Answer with one number: how many lines hold "label".

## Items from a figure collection
= = = = = = =

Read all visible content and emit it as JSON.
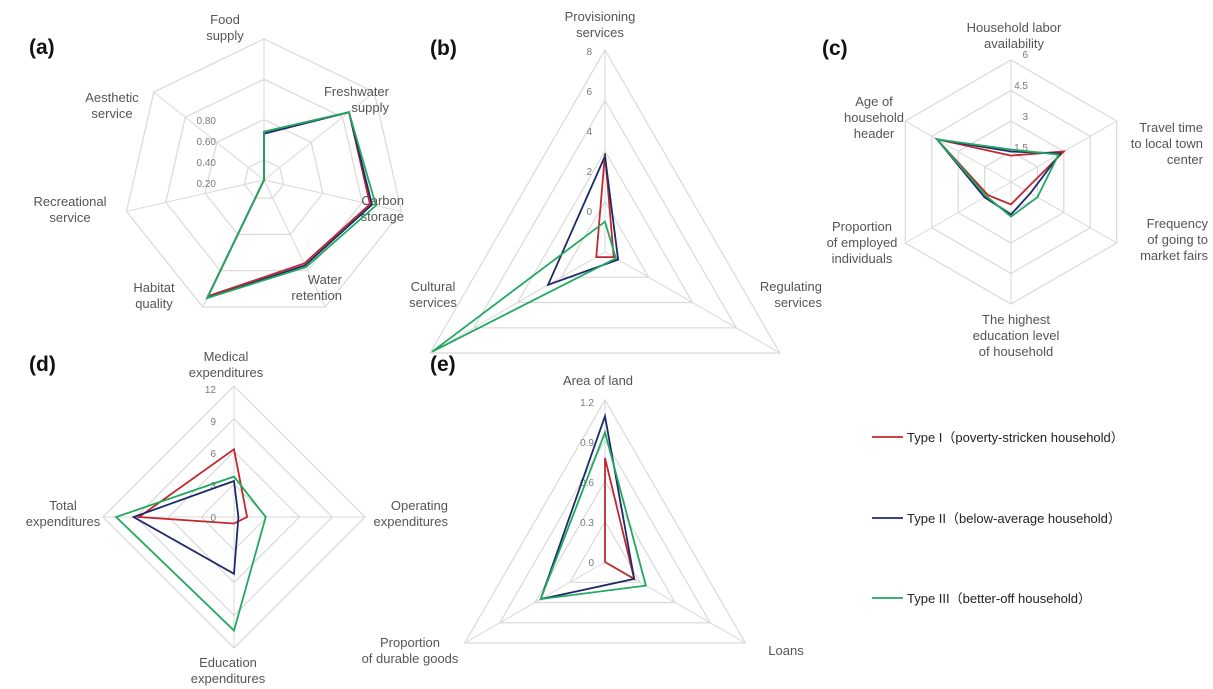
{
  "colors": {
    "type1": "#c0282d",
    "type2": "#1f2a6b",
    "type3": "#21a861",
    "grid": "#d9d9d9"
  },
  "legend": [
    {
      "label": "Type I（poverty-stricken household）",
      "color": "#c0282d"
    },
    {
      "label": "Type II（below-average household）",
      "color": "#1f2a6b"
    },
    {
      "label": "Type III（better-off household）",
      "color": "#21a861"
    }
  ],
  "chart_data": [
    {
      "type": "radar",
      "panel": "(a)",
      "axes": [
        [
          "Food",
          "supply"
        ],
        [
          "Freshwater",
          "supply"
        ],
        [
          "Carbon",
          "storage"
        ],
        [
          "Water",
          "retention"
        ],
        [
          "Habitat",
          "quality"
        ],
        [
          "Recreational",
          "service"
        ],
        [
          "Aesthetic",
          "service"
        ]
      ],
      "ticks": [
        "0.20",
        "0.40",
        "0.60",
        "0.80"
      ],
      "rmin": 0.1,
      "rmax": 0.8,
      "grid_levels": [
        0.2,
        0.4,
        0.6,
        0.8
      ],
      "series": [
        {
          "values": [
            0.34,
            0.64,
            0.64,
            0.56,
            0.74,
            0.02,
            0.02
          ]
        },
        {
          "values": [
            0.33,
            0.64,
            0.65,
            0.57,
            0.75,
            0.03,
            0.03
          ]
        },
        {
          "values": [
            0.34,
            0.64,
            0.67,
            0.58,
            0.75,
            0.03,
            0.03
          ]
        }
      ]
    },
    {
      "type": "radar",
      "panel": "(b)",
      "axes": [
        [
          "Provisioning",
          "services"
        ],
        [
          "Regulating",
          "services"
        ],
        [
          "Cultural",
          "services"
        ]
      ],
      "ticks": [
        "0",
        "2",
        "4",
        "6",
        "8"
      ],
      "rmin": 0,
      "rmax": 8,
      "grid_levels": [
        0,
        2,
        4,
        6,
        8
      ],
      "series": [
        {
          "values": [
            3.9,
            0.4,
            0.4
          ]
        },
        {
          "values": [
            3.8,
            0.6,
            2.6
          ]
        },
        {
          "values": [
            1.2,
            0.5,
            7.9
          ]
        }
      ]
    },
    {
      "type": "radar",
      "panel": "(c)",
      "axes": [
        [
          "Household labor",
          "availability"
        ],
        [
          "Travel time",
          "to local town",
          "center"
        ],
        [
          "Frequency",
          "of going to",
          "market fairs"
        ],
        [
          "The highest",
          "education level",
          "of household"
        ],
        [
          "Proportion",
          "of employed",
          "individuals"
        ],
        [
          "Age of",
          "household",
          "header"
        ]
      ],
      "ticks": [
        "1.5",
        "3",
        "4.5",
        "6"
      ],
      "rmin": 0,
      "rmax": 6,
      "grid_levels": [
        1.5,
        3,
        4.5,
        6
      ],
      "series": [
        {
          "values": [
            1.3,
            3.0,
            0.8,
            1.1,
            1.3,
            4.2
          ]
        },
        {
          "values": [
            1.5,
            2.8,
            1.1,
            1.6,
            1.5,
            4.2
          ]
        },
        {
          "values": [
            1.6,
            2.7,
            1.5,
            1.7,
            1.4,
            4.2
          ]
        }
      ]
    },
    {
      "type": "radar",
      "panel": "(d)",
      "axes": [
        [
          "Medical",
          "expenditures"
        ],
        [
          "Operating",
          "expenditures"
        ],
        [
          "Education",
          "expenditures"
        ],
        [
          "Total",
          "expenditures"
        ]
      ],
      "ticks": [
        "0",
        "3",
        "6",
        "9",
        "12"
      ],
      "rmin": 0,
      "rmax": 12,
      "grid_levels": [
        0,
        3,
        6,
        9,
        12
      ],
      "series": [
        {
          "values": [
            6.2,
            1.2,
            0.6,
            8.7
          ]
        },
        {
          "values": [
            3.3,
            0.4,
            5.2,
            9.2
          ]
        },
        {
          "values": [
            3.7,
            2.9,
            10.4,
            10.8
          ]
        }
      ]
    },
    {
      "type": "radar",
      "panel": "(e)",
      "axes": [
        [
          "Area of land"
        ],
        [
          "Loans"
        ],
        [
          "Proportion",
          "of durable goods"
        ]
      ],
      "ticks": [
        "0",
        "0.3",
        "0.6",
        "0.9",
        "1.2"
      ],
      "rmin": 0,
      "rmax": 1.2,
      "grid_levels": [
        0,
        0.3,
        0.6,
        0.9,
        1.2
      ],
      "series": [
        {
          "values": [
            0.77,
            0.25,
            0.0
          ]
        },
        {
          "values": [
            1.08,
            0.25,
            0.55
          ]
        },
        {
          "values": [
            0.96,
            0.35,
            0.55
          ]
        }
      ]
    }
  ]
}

= = = = = = =

## Solution
3